=== Directive ===
Lines that hold the word "предварительно" should be located and copied.

** Begin Data **

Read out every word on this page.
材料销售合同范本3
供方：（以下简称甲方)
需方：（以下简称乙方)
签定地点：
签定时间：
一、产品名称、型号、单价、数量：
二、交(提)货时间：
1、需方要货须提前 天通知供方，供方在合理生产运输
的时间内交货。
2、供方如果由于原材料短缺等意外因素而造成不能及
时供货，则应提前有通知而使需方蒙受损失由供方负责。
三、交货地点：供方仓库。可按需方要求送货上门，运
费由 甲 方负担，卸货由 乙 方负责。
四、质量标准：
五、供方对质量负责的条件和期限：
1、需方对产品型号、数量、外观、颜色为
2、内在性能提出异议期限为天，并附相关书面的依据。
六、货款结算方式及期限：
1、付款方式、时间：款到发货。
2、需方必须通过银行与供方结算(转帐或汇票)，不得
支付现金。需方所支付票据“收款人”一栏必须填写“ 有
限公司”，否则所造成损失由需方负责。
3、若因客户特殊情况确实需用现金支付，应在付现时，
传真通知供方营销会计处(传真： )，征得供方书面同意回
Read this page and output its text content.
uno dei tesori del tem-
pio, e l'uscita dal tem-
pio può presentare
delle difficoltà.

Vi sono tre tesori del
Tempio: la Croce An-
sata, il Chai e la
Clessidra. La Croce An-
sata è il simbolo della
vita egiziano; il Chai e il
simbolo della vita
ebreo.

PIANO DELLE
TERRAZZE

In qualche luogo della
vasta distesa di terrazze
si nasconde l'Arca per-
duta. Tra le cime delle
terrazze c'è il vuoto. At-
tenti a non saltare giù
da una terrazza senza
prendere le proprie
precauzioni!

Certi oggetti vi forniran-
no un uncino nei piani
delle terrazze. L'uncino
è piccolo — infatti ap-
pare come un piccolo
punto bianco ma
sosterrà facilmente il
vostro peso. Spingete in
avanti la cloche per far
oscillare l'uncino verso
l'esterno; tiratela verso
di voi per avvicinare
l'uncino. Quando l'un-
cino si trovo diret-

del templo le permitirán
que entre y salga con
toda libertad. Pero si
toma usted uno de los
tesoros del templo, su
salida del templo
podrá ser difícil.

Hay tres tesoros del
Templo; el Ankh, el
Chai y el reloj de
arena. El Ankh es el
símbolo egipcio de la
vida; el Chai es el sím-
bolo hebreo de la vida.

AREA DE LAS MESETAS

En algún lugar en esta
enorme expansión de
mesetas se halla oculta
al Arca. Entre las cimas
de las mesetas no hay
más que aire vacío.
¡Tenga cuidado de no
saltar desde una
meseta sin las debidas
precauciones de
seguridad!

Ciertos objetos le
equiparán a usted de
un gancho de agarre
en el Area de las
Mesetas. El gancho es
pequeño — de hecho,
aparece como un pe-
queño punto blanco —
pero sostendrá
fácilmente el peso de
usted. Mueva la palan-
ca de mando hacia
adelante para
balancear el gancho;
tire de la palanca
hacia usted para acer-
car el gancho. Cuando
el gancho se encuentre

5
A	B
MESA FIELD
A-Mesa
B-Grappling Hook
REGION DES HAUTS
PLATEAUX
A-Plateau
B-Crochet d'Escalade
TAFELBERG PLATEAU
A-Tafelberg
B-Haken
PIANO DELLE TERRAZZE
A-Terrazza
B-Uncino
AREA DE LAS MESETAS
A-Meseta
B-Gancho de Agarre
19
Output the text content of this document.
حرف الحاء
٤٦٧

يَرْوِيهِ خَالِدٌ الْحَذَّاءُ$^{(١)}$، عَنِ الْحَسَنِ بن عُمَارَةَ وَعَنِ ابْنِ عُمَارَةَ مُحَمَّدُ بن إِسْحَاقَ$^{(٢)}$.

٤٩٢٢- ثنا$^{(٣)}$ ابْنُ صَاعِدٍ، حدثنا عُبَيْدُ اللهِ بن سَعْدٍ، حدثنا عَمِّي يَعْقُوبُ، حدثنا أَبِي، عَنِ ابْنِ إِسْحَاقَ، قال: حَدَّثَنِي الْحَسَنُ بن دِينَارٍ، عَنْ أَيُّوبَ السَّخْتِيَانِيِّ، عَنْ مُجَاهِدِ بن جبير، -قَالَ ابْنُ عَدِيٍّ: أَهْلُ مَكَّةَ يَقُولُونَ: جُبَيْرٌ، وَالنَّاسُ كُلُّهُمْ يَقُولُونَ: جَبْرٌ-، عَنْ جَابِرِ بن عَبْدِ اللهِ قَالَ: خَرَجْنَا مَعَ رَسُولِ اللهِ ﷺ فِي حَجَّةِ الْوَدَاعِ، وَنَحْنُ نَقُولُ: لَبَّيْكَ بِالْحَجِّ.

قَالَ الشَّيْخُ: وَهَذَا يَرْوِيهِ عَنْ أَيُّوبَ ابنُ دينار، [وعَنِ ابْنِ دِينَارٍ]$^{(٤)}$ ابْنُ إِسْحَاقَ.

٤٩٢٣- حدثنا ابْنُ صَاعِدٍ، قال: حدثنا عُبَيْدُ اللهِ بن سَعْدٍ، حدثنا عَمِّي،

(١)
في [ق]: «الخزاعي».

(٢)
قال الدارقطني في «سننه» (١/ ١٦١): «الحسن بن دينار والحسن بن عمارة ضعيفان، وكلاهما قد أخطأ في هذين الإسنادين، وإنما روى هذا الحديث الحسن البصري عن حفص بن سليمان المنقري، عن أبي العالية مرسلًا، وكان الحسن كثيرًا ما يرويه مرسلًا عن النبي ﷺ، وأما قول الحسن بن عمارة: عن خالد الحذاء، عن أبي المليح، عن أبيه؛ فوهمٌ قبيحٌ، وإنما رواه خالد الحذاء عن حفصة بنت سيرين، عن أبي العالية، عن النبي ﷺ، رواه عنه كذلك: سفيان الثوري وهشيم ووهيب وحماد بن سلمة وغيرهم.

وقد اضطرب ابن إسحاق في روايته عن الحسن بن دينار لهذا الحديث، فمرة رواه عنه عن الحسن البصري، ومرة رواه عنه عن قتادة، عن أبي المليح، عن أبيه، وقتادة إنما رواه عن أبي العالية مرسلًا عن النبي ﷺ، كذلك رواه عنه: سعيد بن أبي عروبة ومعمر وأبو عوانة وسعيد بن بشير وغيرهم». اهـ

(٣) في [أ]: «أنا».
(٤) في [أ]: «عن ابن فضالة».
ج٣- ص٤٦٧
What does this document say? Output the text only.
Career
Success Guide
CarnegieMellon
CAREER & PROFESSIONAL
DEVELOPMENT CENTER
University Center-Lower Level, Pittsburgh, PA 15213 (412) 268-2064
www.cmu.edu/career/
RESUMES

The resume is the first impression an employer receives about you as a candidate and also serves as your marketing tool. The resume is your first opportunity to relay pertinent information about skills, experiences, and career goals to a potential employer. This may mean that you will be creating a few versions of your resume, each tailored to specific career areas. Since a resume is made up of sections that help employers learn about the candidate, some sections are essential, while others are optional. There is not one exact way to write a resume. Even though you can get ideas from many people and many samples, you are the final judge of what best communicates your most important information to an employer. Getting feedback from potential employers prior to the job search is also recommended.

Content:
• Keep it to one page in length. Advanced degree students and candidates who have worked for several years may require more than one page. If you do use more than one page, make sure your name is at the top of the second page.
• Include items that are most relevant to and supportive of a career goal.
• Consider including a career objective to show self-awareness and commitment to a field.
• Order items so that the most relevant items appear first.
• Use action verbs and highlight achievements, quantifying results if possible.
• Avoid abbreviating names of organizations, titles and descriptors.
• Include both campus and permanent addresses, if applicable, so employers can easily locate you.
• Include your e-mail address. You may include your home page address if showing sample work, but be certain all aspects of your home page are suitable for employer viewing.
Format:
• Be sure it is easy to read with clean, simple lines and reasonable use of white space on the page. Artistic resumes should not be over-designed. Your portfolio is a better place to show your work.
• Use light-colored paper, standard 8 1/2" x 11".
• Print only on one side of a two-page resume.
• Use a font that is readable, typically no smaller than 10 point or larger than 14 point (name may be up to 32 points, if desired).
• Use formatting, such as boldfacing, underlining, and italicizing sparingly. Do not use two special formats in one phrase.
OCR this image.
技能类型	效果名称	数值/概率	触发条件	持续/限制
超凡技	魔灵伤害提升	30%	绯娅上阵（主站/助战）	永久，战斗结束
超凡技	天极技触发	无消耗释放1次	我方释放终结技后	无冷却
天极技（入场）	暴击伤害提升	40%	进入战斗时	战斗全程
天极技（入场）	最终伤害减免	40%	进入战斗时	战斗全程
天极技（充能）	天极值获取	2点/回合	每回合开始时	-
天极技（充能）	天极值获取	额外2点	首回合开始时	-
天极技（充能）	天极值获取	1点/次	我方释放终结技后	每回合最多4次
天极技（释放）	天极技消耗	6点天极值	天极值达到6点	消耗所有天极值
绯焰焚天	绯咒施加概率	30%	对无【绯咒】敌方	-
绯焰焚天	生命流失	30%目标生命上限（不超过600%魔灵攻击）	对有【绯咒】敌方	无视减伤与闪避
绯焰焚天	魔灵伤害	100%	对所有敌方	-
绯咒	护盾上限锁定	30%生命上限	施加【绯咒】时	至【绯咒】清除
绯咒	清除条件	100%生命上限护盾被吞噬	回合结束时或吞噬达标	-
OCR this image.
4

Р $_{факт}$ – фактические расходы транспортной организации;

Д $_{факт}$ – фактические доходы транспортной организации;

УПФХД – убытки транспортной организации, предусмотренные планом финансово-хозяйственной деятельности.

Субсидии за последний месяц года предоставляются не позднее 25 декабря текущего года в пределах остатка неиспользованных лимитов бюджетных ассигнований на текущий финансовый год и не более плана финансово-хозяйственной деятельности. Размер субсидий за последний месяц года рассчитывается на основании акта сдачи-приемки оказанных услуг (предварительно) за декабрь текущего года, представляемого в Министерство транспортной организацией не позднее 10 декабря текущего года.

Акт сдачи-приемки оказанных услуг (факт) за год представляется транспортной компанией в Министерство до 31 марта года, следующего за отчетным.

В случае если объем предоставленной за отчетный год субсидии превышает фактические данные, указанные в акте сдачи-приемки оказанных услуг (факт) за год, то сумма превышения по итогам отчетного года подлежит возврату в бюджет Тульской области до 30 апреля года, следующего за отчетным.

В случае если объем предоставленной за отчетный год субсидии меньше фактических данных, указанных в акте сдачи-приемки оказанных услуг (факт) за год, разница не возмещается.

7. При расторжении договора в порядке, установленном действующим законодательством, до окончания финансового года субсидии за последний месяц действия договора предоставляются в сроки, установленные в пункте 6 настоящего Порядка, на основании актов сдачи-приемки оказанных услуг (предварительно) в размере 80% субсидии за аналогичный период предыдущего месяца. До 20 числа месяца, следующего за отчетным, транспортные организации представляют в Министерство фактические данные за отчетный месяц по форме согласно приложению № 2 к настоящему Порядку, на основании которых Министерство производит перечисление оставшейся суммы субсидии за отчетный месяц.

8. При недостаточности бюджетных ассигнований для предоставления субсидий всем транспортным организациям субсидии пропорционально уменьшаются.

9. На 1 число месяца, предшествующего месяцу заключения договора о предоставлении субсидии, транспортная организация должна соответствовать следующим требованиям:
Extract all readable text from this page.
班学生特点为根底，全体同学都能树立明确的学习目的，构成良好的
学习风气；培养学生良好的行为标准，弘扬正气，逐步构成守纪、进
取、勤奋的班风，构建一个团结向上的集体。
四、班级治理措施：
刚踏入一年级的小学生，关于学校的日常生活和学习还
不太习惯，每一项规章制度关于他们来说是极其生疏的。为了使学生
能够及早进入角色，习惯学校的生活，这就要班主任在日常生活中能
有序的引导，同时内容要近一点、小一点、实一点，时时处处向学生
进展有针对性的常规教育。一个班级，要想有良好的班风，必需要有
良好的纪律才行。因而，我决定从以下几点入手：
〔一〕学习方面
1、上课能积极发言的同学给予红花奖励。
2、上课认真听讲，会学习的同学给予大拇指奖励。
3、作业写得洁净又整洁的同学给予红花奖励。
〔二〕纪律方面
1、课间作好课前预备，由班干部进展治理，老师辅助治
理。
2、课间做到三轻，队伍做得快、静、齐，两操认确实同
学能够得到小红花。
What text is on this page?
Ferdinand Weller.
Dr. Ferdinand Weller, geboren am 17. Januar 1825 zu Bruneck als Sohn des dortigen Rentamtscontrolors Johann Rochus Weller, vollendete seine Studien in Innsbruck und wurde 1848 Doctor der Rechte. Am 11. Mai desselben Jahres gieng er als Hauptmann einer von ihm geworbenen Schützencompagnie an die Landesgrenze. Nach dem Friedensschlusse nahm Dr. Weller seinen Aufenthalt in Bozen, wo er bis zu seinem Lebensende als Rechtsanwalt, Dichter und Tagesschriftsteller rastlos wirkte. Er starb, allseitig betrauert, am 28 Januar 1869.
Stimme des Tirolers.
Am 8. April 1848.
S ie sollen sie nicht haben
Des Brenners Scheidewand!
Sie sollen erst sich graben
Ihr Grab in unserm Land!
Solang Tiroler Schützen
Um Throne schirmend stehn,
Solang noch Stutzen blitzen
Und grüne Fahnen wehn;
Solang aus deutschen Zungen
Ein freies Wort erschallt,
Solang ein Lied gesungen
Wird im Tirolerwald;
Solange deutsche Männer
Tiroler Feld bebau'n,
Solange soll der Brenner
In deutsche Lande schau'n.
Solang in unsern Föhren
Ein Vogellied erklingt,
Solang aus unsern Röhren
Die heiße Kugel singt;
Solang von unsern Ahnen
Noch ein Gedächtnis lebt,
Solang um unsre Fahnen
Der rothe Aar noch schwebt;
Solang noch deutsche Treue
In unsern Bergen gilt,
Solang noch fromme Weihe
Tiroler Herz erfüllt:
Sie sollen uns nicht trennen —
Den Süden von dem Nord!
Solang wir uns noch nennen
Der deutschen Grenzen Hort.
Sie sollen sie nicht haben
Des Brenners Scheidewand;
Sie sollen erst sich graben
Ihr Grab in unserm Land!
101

** End Data **

=== Expected answer ===
Субсидии за последний месяц года предоставляются не позднее 25 декабря текущего года в пределах остатка неиспользованных лимитов бюджетных ассигнований на текущий финансовый год и не более плана финансово-хозяйственной деятельности. Размер субсидий за последний месяц года рассчитывается на основании акта сдачи-приемки оказанных услуг (предварительно) за декабрь текущего года, представляемого в Министерство транспортной организацией не позднее 10 декабря текущего года.
7. При расторжении договора в порядке, установленном действующим законодательством, до окончания финансового года субсидии за последний месяц действия договора предоставляются в сроки, установленные в пункте 6 настоящего Порядка, на основании актов сдачи-приемки оказанных услуг (предварительно) в размере 80% субсидии за аналогичный период предыдущего месяца. До 20 числа месяца, следующего за отчетным, транспортные организации представляют в Министерство фактические данные за отчетный месяц по форме согласно приложению № 2 к настоящему Порядку, на основании которых Министерство производит перечисление оставшейся суммы субсидии за отчетный месяц.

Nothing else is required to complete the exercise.